PROBLEM DETAILS - Output every entry exactly as given.

A run of records -
---------------
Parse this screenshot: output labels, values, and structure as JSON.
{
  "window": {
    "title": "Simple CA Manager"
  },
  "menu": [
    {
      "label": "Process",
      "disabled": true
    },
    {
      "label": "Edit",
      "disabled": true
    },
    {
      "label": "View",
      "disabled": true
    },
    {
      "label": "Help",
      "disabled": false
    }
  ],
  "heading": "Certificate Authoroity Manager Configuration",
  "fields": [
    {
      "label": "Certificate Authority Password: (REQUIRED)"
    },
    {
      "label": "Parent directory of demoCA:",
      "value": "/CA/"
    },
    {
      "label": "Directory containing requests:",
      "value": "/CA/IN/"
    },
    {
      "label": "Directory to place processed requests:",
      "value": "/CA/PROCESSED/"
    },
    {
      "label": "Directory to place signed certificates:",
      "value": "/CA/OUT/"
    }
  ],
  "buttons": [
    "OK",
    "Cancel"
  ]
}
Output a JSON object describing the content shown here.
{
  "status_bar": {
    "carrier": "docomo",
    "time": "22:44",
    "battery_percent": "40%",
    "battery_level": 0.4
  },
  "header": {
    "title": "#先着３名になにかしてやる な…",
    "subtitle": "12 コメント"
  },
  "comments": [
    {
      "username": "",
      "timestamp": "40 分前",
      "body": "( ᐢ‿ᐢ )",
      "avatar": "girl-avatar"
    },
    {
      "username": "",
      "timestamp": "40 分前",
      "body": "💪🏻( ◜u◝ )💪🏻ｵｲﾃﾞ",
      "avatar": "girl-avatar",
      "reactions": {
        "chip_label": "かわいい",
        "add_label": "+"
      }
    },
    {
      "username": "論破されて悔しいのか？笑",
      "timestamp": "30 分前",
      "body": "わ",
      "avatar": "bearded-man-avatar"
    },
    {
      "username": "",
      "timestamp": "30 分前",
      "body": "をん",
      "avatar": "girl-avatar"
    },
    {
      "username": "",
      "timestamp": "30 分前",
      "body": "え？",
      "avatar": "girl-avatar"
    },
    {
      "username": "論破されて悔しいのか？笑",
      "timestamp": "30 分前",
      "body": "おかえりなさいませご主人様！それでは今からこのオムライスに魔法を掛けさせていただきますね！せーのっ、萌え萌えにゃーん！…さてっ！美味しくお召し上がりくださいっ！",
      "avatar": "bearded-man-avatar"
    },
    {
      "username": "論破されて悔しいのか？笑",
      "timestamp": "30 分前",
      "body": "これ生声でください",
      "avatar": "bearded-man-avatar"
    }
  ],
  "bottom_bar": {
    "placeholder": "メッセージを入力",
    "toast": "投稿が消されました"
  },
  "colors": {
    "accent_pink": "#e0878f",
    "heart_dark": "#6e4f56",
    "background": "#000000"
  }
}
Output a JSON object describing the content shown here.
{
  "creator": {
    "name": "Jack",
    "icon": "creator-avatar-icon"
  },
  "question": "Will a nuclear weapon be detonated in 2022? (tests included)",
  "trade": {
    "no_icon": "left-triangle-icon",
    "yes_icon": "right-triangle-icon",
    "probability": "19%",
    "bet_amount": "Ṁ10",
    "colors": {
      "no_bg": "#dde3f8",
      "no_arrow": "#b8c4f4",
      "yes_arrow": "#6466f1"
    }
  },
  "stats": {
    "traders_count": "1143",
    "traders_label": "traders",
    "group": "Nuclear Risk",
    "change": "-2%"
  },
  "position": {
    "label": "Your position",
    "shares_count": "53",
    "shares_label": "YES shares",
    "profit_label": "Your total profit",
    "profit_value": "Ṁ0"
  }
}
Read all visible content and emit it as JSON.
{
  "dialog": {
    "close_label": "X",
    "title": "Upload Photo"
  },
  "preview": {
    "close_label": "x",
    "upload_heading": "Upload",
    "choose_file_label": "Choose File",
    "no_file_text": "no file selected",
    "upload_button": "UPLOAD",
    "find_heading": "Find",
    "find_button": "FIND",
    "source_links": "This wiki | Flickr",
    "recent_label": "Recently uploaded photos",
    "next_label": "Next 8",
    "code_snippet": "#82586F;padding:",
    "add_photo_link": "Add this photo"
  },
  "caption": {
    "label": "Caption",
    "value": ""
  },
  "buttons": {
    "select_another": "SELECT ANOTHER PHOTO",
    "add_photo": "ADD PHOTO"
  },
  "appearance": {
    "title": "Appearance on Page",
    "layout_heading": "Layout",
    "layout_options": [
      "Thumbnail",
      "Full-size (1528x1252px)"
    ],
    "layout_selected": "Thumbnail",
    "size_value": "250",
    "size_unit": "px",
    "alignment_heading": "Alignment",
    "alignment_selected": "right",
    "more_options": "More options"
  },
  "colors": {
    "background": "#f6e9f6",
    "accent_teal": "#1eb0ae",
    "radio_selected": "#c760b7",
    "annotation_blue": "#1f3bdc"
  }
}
---------------
SOLUTION BELOW -
Parse this screenshot: output labels, values, and structure as JSON.
{
  "window": {
    "title": "Simple CA Manager"
  },
  "menu": [
    {
      "label": "Process",
      "disabled": true
    },
    {
      "label": "Edit",
      "disabled": true
    },
    {
      "label": "View",
      "disabled": true
    },
    {
      "label": "Help",
      "disabled": false
    }
  ],
  "heading": "Certificate Authoroity Manager Configuration",
  "fields": [
    {
      "label": "Certificate Authority Password: (REQUIRED)"
    },
    {
      "label": "Parent directory of demoCA:",
      "value": "/CA/"
    },
    {
      "label": "Directory containing requests:",
      "value": "/CA/IN/"
    },
    {
      "label": "Directory to place processed requests:",
      "value": "/CA/PROCESSED/"
    },
    {
      "label": "Directory to place signed certificates:",
      "value": "/CA/OUT/"
    }
  ],
  "buttons": [
    "OK",
    "Cancel"
  ]
}
Output a JSON object describing the content shown here.
{
  "status_bar": {
    "carrier": "docomo",
    "time": "22:44",
    "battery_percent": "40%",
    "battery_level": 0.4
  },
  "header": {
    "title": "#先着３名になにかしてやる な…",
    "subtitle": "12 コメント"
  },
  "comments": [
    {
      "username": "",
      "timestamp": "40 分前",
      "body": "( ᐢ‿ᐢ )",
      "avatar": "girl-avatar"
    },
    {
      "username": "",
      "timestamp": "40 分前",
      "body": "💪🏻( ◜u◝ )💪🏻ｵｲﾃﾞ",
      "avatar": "girl-avatar",
      "reactions": {
        "chip_label": "かわいい",
        "add_label": "+"
      }
    },
    {
      "username": "論破されて悔しいのか？笑",
      "timestamp": "30 分前",
      "body": "わ",
      "avatar": "bearded-man-avatar"
    },
    {
      "username": "",
      "timestamp": "30 分前",
      "body": "をん",
      "avatar": "girl-avatar"
    },
    {
      "username": "",
      "timestamp": "30 分前",
      "body": "え？",
      "avatar": "girl-avatar"
    },
    {
      "username": "論破されて悔しいのか？笑",
      "timestamp": "30 分前",
      "body": "おかえりなさいませご主人様！それでは今からこのオムライスに魔法を掛けさせていただきますね！せーのっ、萌え萌えにゃーん！…さてっ！美味しくお召し上がりくださいっ！",
      "avatar": "bearded-man-avatar"
    },
    {
      "username": "論破されて悔しいのか？笑",
      "timestamp": "30 分前",
      "body": "これ生声でください",
      "avatar": "bearded-man-avatar"
    }
  ],
  "bottom_bar": {
    "placeholder": "メッセージを入力",
    "toast": "投稿が消されました"
  },
  "colors": {
    "accent_pink": "#e0878f",
    "heart_dark": "#6e4f56",
    "background": "#000000"
  }
}
Output a JSON object describing the content shown here.
{
  "creator": {
    "name": "Jack",
    "icon": "creator-avatar-icon"
  },
  "question": "Will a nuclear weapon be detonated in 2022? (tests included)",
  "trade": {
    "no_icon": "left-triangle-icon",
    "yes_icon": "right-triangle-icon",
    "probability": "19%",
    "bet_amount": "Ṁ10",
    "colors": {
      "no_bg": "#dde3f8",
      "no_arrow": "#b8c4f4",
      "yes_arrow": "#6466f1"
    }
  },
  "stats": {
    "traders_count": "1143",
    "traders_label": "traders",
    "group": "Nuclear Risk",
    "change": "-2%"
  },
  "position": {
    "label": "Your position",
    "shares_count": "53",
    "shares_label": "YES shares",
    "profit_label": "Your total profit",
    "profit_value": "Ṁ0"
  }
}
Read all visible content and emit it as JSON.
{
  "dialog": {
    "close_label": "X",
    "title": "Upload Photo"
  },
  "preview": {
    "close_label": "x",
    "upload_heading": "Upload",
    "choose_file_label": "Choose File",
    "no_file_text": "no file selected",
    "upload_button": "UPLOAD",
    "find_heading": "Find",
    "find_button": "FIND",
    "source_links": "This wiki | Flickr",
    "recent_label": "Recently uploaded photos",
    "next_label": "Next 8",
    "code_snippet": "#82586F;padding:",
    "add_photo_link": "Add this photo"
  },
  "caption": {
    "label": "Caption",
    "value": ""
  },
  "buttons": {
    "select_another": "SELECT ANOTHER PHOTO",
    "add_photo": "ADD PHOTO"
  },
  "appearance": {
    "title": "Appearance on Page",
    "layout_heading": "Layout",
    "layout_options": [
      "Thumbnail",
      "Full-size (1528x1252px)"
    ],
    "layout_selected": "Thumbnail",
    "size_value": "250",
    "size_unit": "px",
    "alignment_heading": "Alignment",
    "alignment_selected": "right",
    "more_options": "More options"
  },
  "colors": {
    "background": "#f6e9f6",
    "accent_teal": "#1eb0ae",
    "radio_selected": "#c760b7",
    "annotation_blue": "#1f3bdc"
  }
}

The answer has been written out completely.